───── Supplied text
Wednesday, October 30, 2013

Estate Planning for Minor Children

One of the most important reasons for estate planning is to ensure proper provisions are made for your children. If you have minor children, deal with all the issues involved can seem overwhelming but the alternative is to risk making no provisions. 
When selecting a guardian, consider:
            ·      Would your parents really have the energy to raise more children?
         ·      Can you select a sibling or friend?
         ·      Will the guardian be able to raise your child like one of their own?
            ·      Can one person raise all of your children?
            ·       Do you want to name more than one guardian?
            ·       Does your choice live far away and would a traumatized child be further uprooted?
            ·       Are you comfortable with the guardian's parental style and moral beliefs?
            ·       Have you talked to your selected guardian?
Once you've settled on a guardian, discuss your decision with that person to make sure he or she is willing to take on the responsibility. You may, name a contingent guardian in case your first choice is unable to serve.  Then - consider money:
            ·      Are there adequate financial arrangements so that the child's presence will not be resented?
──────────
───── Material
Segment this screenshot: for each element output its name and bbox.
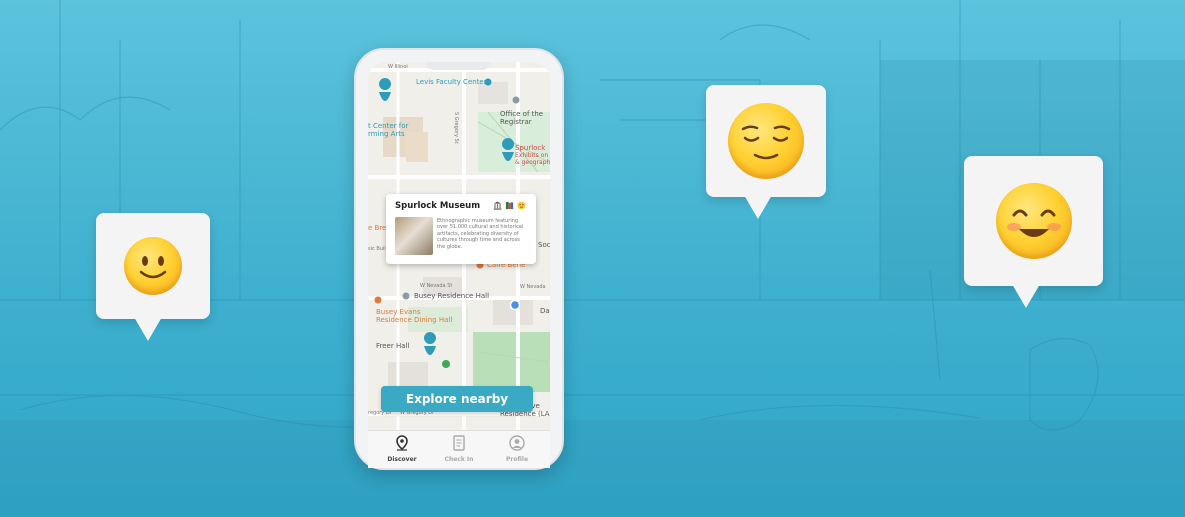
tab-discover[interactable]: Discover [377, 435, 427, 463]
map-label: t Center for rming Arts [368, 122, 409, 138]
poi-orange-icon [374, 296, 382, 304]
card-title: Spurlock Museum [395, 201, 481, 211]
bottom-tab-bar: Discover Check In Profile [368, 430, 550, 468]
map-label: Office of the Registrar [500, 110, 544, 126]
phone-notch [426, 62, 490, 70]
map-label: Exhibits on & geograph [515, 152, 550, 166]
map-label: Busey Evans Residence Dining Hall [376, 308, 453, 324]
phone-screen: W Illinoi Levis Faculty Center Office of… [368, 62, 550, 468]
map-label: e Bre [368, 224, 387, 232]
emoji-bubble-left [96, 213, 210, 341]
user-icon [509, 435, 525, 451]
relieved-face-icon [728, 103, 804, 179]
poi-green-icon [442, 360, 450, 368]
map-label: S Gregory St [453, 112, 459, 144]
map-pin-icon [396, 435, 408, 451]
phone-frame: W Illinoi Levis Faculty Center Office of… [354, 48, 564, 470]
map-label: Freer Hall [376, 342, 410, 350]
tab-label: Discover [387, 456, 417, 463]
tab-check-in[interactable]: Check In [434, 435, 484, 463]
map-label: W Nevada St [420, 283, 453, 289]
poi-gray-icon [512, 96, 520, 104]
tab-profile[interactable]: Profile [492, 435, 542, 463]
map-label: W Nevada [520, 284, 546, 290]
emoji-bubble-middle [706, 85, 826, 219]
map-label: Levis Faculty Center [416, 78, 487, 86]
tab-label: Check In [444, 456, 474, 463]
neutral-face-icon [517, 201, 526, 210]
card-icons [493, 201, 526, 210]
explore-nearby-button[interactable]: Explore nearby [381, 386, 533, 412]
poi-gray-icon [402, 292, 410, 300]
smiling-face-with-smiling-eyes-icon [995, 183, 1072, 259]
map-label: Spurlock [515, 144, 546, 152]
place-info-card[interactable]: Spurlock Museum Ethnographic museum feat… [386, 194, 536, 264]
museum-icon [493, 201, 502, 210]
card-description: Ethnographic museum featuring over 51,00… [437, 218, 524, 250]
map-label: Soc [538, 241, 550, 249]
place-thumbnail [395, 217, 433, 255]
map-label: Dar [540, 307, 550, 315]
map-label: Busey Residence Hall [414, 292, 490, 300]
book-icon [505, 201, 514, 210]
emoji-bubble-right [964, 156, 1103, 308]
map-label: W Illinoi [388, 64, 408, 70]
clipboard-icon [453, 435, 465, 451]
slightly-smiling-face-icon [124, 237, 182, 295]
tab-label: Profile [505, 456, 529, 463]
current-location-icon [509, 299, 521, 311]
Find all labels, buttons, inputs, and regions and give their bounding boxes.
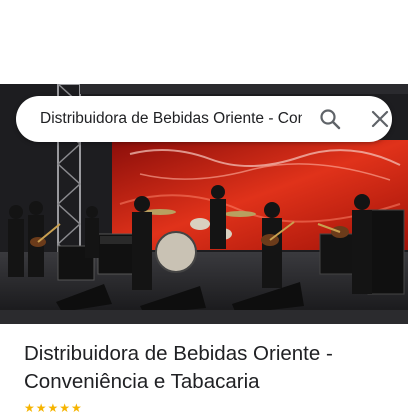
search-input[interactable]: Distribuidora de Bebidas Oriente - Conve… <box>40 96 302 142</box>
place-title: Distribuidora de Bebidas Oriente - Conve… <box>24 342 333 393</box>
search-bar[interactable]: Distribuidora de Bebidas Oriente - Conve… <box>16 96 392 142</box>
search-icon[interactable] <box>318 107 342 131</box>
rating-stars: ★★★★★ <box>24 401 83 415</box>
close-icon[interactable] <box>368 107 392 131</box>
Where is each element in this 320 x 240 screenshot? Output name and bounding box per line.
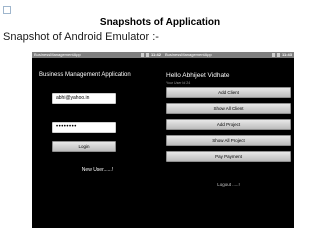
add-project-button[interactable]: Add Project <box>166 119 291 130</box>
pay-payment-button[interactable]: Pay Payment <box>166 151 291 162</box>
add-client-button[interactable]: Add Client <box>166 87 291 98</box>
email-field[interactable]: abhi@yahoo.in <box>52 93 116 104</box>
signal-battery-icon <box>141 53 149 57</box>
login-button[interactable]: Login <box>52 141 116 152</box>
user-id-label: Your User Id 24 <box>166 81 191 85</box>
status-bar: BusinessManagementApp 11:43 <box>163 52 294 58</box>
status-bar-app-name: BusinessManagementApp <box>34 52 81 57</box>
signal-battery-icon <box>272 53 280 57</box>
app-header: Business Management Application <box>39 72 131 78</box>
password-field[interactable]: •••••••• <box>52 122 116 133</box>
status-bar-app-name: BusinessManagementApp <box>165 52 212 57</box>
emulator-login-screen: BusinessManagementApp 11:42 Business Man… <box>32 52 163 228</box>
new-user-link[interactable]: New User......! <box>32 167 163 173</box>
status-bar-time: 11:43 <box>281 52 292 57</box>
show-all-project-button[interactable]: Show All Project <box>166 135 291 146</box>
slide-subtitle: Snapshot of Android Emulator :- <box>3 31 159 43</box>
slide-bullet-marker <box>3 6 11 14</box>
status-bar-time: 11:42 <box>150 52 161 57</box>
slide-title: Snapshots of Application <box>99 17 221 28</box>
status-bar: BusinessManagementApp 11:42 <box>32 52 163 58</box>
show-all-client-button[interactable]: Show All Client <box>166 103 291 114</box>
logout-link[interactable]: Logout .....! <box>163 182 294 187</box>
emulator-dashboard-screen: BusinessManagementApp 11:43 Hello Abhije… <box>163 52 294 228</box>
greeting-header: Hello Abhijeet Vidhate <box>166 72 230 79</box>
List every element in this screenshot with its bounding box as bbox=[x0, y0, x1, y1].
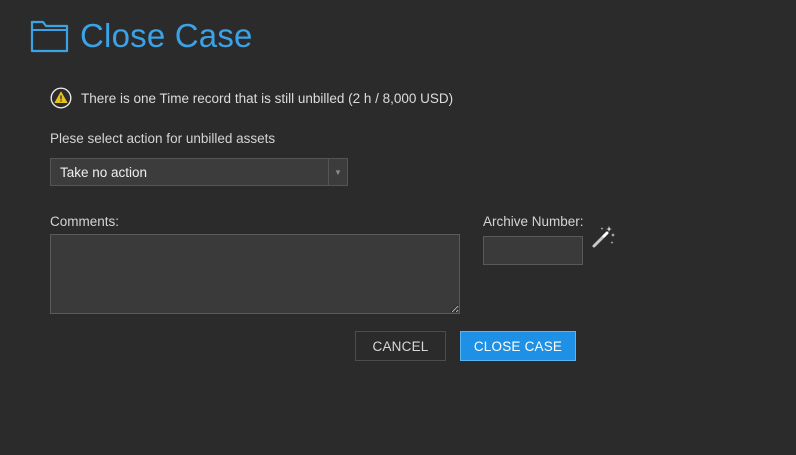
folder-icon bbox=[30, 18, 70, 54]
close-case-button[interactable]: CLOSE CASE bbox=[460, 331, 576, 361]
warning-icon bbox=[50, 87, 72, 109]
unbilled-action-selected-value: Take no action bbox=[60, 165, 148, 180]
magic-wand-icon[interactable] bbox=[590, 224, 616, 250]
chevron-down-icon[interactable]: ▼ bbox=[328, 159, 347, 185]
archive-number-field[interactable] bbox=[483, 236, 583, 265]
unbilled-warning: There is one Time record that is still u… bbox=[50, 86, 453, 110]
dialog-header: Close Case bbox=[30, 14, 253, 58]
comments-label: Comments: bbox=[50, 214, 120, 229]
cancel-button[interactable]: CANCEL bbox=[355, 331, 446, 361]
comments-field[interactable] bbox=[50, 234, 460, 314]
unbilled-action-label: Plese select action for unbilled assets bbox=[50, 131, 276, 146]
archive-number-label: Archive Number: bbox=[483, 214, 584, 229]
unbilled-action-select[interactable]: Take no action ▼ bbox=[50, 158, 348, 186]
warning-text: There is one Time record that is still u… bbox=[81, 90, 454, 106]
page-title: Close Case bbox=[80, 17, 253, 54]
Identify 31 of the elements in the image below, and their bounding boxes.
──────────
Directives
a. Reproduce the passage on estate planning for minor children from "One of the most" to "of their own?".
b. According to the passage on estate planning for minor children, what may you name in case your first choice of guardian is unable to serve?

Solutions for each task
a.
One of the most important reasons for estate planning is to ensure proper provisions are made for your children. If you have minor children, deal with all the issues involved can seem overwhelming but the alternative is to risk making no provisions. 
When selecting a guardian, consider:
            ·      Would your parents really have the energy to raise more children?
         ·      Can you select a sibling or friend?
         ·      Will the guardian be able to raise your child like one of their own?

b. A contingent guardian.